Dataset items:
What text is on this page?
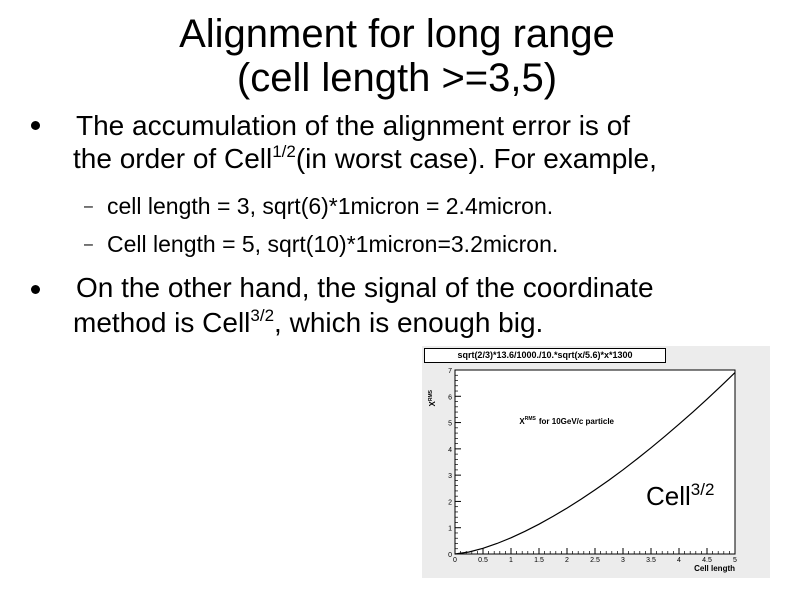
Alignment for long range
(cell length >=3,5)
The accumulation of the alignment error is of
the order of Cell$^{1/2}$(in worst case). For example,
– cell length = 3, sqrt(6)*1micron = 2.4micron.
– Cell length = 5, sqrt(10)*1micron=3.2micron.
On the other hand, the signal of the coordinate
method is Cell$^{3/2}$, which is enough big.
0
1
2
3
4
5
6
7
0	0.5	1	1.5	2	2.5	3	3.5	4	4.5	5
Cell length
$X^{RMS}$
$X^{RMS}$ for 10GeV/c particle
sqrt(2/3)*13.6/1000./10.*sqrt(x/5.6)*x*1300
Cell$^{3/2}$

WHAT YOU NEED TO DO
Reproduce the material above verbatim; omit every picture.

OUTPUT OF THE TASK
What text is on this page?
Alignment for long range
(cell length >=3,5)
The accumulation of the alignment error is of
the order of Cell$^{1/2}$(in worst case). For example,
– cell length = 3, sqrt(6)*1micron = 2.4micron.
– Cell length = 5, sqrt(10)*1micron=3.2micron.
On the other hand, the signal of the coordinate
method is Cell$^{3/2}$, which is enough big.
0
1
2
3
4
5
6
7
0	0.5	1	1.5	2	2.5	3	3.5	4	4.5	5
Cell length
$X^{RMS}$
$X^{RMS}$ for 10GeV/c particle
sqrt(2/3)*13.6/1000./10.*sqrt(x/5.6)*x*1300
Cell$^{3/2}$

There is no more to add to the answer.